▶ **TASK DESCRIPTION**
Quote, without change, all of the lines that follow.

▶ **SUPPLIED RECORDS**
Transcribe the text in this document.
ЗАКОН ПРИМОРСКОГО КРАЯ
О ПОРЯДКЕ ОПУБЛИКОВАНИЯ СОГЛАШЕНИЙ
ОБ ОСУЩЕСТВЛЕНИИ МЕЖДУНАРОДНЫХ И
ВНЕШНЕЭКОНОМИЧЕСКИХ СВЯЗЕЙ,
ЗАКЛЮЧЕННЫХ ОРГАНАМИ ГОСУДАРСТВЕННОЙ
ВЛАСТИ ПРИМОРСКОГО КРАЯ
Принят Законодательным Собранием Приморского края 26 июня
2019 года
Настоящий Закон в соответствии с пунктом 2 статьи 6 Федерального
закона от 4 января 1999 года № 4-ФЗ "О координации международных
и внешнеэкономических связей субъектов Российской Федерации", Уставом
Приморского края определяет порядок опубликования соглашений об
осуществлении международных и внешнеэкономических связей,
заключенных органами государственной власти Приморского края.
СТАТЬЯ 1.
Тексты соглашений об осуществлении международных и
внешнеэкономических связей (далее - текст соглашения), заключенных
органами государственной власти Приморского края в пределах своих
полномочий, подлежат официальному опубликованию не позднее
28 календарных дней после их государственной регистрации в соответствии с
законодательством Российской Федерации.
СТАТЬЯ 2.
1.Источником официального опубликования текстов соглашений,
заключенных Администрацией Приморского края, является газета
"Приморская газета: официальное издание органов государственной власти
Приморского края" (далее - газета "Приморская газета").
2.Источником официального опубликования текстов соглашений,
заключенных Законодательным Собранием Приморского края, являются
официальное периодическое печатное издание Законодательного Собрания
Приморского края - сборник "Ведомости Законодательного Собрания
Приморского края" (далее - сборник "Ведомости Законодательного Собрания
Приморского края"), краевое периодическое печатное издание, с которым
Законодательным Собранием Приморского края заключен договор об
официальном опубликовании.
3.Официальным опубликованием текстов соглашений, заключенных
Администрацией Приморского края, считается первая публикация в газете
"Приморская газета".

▶ **THE SOLUTION**
Transcribe the text in this document.
ЗАКОН ПРИМОРСКОГО КРАЯ
О ПОРЯДКЕ ОПУБЛИКОВАНИЯ СОГЛАШЕНИЙ
ОБ ОСУЩЕСТВЛЕНИИ МЕЖДУНАРОДНЫХ И
ВНЕШНЕЭКОНОМИЧЕСКИХ СВЯЗЕЙ,
ЗАКЛЮЧЕННЫХ ОРГАНАМИ ГОСУДАРСТВЕННОЙ
ВЛАСТИ ПРИМОРСКОГО КРАЯ
Принят Законодательным Собранием Приморского края 26 июня
2019 года
Настоящий Закон в соответствии с пунктом 2 статьи 6 Федерального
закона от 4 января 1999 года № 4-ФЗ "О координации международных
и внешнеэкономических связей субъектов Российской Федерации", Уставом
Приморского края определяет порядок опубликования соглашений об
осуществлении международных и внешнеэкономических связей,
заключенных органами государственной власти Приморского края.
СТАТЬЯ 1.
Тексты соглашений об осуществлении международных и
внешнеэкономических связей (далее - текст соглашения), заключенных
органами государственной власти Приморского края в пределах своих
полномочий, подлежат официальному опубликованию не позднее
28 календарных дней после их государственной регистрации в соответствии с
законодательством Российской Федерации.
СТАТЬЯ 2.
1.Источником официального опубликования текстов соглашений,
заключенных Администрацией Приморского края, является газета
"Приморская газета: официальное издание органов государственной власти
Приморского края" (далее - газета "Приморская газета").
2.Источником официального опубликования текстов соглашений,
заключенных Законодательным Собранием Приморского края, являются
официальное периодическое печатное издание Законодательного Собрания
Приморского края - сборник "Ведомости Законодательного Собрания
Приморского края" (далее - сборник "Ведомости Законодательного Собрания
Приморского края"), краевое периодическое печатное издание, с которым
Законодательным Собранием Приморского края заключен договор об
официальном опубликовании.
3.Официальным опубликованием текстов соглашений, заключенных
Администрацией Приморского края, считается первая публикация в газете
"Приморская газета".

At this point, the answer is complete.